Stored data entries
--- BEGIN ---

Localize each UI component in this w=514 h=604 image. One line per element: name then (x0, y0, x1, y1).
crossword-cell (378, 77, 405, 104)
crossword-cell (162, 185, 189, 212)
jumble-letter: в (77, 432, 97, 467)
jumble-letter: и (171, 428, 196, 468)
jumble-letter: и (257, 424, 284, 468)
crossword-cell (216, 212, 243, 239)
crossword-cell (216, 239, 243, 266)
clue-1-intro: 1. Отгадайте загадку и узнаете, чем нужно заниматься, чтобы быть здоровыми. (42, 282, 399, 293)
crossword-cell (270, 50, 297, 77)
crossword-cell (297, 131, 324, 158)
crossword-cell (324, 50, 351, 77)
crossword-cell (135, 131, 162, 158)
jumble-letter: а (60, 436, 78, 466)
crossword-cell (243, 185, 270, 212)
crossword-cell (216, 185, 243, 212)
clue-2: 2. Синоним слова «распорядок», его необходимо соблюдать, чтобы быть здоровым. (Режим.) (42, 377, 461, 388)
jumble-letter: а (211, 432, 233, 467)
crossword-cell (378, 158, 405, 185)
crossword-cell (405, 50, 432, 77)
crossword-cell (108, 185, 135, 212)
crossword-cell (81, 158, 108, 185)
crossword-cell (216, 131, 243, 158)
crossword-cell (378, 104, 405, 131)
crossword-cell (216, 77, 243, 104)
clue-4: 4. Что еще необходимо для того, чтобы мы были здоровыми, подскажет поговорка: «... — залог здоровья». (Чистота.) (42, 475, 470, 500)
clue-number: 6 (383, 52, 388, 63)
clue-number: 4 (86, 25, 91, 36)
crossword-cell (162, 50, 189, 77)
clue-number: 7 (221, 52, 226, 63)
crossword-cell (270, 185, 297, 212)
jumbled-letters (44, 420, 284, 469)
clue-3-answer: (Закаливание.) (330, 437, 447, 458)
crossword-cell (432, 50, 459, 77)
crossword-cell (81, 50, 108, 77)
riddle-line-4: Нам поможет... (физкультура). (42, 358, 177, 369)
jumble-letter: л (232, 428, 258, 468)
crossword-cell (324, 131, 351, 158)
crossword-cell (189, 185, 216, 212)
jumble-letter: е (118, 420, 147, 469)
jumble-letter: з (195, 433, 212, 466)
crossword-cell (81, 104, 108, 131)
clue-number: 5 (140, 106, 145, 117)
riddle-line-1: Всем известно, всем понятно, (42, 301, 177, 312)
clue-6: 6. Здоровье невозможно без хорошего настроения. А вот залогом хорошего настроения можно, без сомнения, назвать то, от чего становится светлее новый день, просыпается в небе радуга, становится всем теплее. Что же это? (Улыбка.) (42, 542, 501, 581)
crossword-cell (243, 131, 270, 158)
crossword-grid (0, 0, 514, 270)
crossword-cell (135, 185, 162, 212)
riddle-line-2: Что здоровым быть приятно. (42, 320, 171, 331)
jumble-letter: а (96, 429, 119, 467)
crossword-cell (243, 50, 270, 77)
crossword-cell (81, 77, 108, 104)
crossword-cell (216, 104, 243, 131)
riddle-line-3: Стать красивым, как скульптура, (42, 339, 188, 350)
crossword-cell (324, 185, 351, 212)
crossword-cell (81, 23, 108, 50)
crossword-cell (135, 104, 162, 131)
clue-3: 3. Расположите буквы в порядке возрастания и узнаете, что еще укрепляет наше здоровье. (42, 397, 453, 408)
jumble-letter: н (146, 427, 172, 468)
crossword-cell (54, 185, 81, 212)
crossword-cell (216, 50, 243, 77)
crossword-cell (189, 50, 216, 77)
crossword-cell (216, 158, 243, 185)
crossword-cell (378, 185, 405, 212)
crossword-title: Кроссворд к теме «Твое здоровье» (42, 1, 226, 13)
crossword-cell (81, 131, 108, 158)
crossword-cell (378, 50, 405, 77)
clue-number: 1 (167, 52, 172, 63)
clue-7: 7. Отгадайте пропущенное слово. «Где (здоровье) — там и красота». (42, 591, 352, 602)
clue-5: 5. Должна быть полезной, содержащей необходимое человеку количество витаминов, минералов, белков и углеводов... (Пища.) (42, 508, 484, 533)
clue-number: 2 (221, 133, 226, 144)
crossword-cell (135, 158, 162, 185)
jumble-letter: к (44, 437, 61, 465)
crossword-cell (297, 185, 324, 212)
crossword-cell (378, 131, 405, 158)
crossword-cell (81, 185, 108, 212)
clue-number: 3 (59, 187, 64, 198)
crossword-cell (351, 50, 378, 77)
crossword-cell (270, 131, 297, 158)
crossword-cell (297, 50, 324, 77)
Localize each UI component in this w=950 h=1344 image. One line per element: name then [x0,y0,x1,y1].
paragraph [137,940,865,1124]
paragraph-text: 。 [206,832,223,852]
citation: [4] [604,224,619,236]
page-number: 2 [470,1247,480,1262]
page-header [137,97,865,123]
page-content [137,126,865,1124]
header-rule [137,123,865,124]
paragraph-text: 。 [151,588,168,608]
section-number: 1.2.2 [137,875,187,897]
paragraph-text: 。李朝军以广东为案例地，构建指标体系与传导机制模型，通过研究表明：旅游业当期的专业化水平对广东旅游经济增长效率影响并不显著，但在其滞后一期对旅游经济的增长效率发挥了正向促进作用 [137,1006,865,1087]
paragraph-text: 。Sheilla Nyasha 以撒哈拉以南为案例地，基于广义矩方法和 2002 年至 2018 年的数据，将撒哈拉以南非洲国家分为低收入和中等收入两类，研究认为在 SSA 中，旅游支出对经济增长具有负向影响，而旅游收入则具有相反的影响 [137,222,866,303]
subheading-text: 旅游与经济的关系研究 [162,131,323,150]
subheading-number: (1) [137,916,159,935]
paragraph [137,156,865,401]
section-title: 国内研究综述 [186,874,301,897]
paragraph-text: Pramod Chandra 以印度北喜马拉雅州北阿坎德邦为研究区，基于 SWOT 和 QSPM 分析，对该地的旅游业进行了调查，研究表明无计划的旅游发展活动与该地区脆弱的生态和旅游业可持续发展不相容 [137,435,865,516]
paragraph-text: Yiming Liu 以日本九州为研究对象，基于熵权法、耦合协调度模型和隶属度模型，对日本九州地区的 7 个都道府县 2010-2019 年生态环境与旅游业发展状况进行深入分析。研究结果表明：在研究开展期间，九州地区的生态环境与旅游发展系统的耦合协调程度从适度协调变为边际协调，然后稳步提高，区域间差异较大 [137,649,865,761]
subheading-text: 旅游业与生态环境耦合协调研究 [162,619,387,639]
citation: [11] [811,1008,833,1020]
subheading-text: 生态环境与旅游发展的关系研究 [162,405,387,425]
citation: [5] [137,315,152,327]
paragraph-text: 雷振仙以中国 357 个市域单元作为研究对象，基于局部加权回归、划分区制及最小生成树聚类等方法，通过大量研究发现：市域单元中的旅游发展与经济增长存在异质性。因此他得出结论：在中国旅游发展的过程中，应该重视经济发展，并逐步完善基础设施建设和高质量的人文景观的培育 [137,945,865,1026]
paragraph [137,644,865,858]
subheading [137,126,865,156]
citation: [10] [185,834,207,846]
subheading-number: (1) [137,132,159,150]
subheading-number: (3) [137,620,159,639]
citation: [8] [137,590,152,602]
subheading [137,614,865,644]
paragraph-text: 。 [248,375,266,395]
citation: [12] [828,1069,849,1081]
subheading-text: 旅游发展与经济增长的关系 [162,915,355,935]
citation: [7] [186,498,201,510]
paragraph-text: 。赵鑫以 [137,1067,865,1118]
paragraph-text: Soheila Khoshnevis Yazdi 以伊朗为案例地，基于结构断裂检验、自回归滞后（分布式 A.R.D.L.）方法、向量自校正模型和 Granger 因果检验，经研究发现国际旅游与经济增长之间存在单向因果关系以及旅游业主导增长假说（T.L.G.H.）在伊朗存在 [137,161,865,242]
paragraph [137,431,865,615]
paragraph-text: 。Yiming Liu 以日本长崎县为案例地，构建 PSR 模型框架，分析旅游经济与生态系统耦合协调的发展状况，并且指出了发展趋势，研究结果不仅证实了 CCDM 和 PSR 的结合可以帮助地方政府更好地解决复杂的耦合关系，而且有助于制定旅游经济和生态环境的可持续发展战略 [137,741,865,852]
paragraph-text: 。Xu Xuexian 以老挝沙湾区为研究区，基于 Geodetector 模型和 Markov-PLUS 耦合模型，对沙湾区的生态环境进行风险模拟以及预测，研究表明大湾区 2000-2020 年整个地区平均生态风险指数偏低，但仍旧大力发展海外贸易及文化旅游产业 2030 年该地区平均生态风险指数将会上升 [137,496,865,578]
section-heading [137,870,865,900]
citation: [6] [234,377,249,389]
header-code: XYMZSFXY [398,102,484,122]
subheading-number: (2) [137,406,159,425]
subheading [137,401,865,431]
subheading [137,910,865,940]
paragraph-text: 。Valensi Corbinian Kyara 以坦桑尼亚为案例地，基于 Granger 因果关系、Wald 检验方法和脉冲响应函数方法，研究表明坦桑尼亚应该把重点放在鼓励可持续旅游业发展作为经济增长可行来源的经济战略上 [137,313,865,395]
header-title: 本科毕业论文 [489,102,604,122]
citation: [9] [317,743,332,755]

--- END ---

◆ Requirement
Return, unchanged, the rows of the stored data entries above, beginning with the first row and ending with the row that contains "crossword-cell (270, 50, 297, 77)".

◆ Reply
Localize each UI component in this w=514 h=604 image. One line per element: name then (x0, y0, x1, y1).
crossword-cell (378, 77, 405, 104)
crossword-cell (162, 185, 189, 212)
jumble-letter: в (77, 432, 97, 467)
jumble-letter: и (171, 428, 196, 468)
jumble-letter: и (257, 424, 284, 468)
crossword-cell (216, 212, 243, 239)
crossword-cell (216, 239, 243, 266)
clue-1-intro: 1. Отгадайте загадку и узнаете, чем нужно заниматься, чтобы быть здоровыми. (42, 282, 399, 293)
crossword-cell (270, 50, 297, 77)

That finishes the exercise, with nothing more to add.